Exercise task: Find how many lines contain the word "true" and state that number alone.

━━━━━ Records

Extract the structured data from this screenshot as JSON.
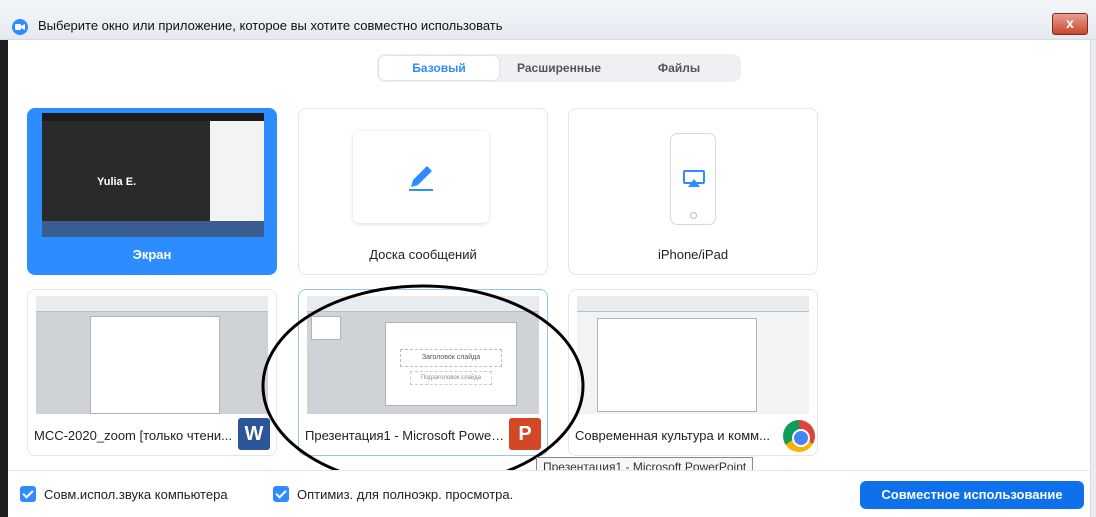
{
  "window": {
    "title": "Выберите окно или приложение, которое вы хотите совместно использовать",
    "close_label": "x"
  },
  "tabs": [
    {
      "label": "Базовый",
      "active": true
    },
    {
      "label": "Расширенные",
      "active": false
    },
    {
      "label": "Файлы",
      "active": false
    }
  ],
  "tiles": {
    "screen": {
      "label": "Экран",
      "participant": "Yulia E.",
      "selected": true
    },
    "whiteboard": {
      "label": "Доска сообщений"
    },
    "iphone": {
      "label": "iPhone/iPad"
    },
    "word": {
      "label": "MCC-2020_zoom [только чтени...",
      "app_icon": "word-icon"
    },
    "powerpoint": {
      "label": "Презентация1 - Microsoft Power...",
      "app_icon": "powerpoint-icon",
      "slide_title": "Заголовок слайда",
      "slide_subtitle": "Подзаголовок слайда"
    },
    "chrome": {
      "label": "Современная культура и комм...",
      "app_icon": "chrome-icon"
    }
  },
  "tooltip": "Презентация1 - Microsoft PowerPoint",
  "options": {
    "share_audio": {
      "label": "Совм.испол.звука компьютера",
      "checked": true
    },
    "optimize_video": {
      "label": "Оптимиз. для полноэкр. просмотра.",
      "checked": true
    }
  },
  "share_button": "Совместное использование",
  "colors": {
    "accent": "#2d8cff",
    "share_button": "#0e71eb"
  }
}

━━━━━━━━━━
━━━━━ Records

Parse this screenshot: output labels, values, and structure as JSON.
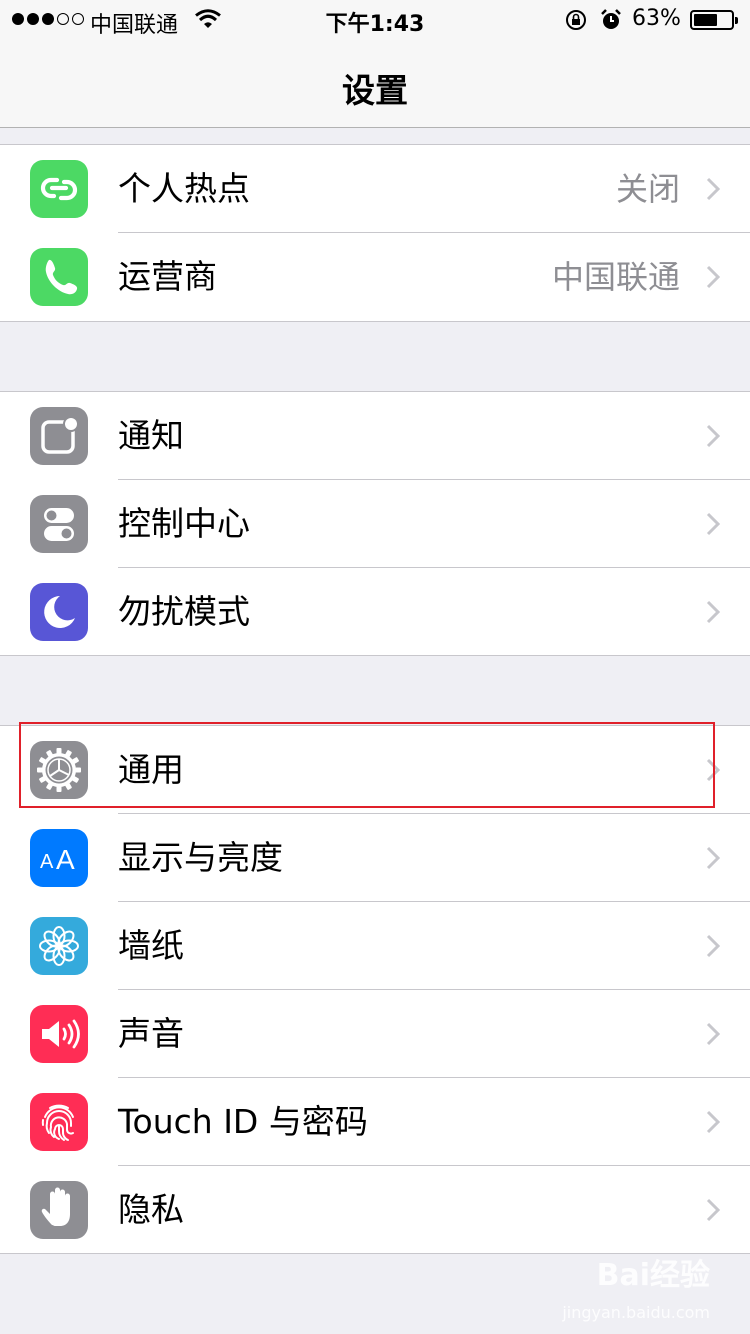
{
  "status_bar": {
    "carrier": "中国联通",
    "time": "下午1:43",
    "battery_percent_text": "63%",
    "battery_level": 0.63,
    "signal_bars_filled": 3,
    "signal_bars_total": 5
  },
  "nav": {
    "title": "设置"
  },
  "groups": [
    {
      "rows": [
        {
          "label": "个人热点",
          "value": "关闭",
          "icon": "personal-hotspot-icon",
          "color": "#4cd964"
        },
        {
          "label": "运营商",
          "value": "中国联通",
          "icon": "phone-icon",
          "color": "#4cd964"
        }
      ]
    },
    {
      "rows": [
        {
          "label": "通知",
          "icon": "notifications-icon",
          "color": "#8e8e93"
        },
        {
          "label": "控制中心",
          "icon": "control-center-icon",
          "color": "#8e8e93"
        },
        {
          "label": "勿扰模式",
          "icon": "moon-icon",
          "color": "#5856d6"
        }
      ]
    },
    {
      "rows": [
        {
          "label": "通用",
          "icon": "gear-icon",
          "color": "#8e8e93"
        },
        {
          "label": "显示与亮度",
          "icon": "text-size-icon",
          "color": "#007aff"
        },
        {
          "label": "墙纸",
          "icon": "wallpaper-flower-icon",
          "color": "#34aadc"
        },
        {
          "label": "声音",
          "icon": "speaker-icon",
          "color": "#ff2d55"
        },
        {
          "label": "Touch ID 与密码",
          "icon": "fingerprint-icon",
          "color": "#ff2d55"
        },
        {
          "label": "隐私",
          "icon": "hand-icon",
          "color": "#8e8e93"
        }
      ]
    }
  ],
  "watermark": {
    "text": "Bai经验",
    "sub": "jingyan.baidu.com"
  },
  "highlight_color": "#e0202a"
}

━━━━━━━━━━

Output for this exercise: 4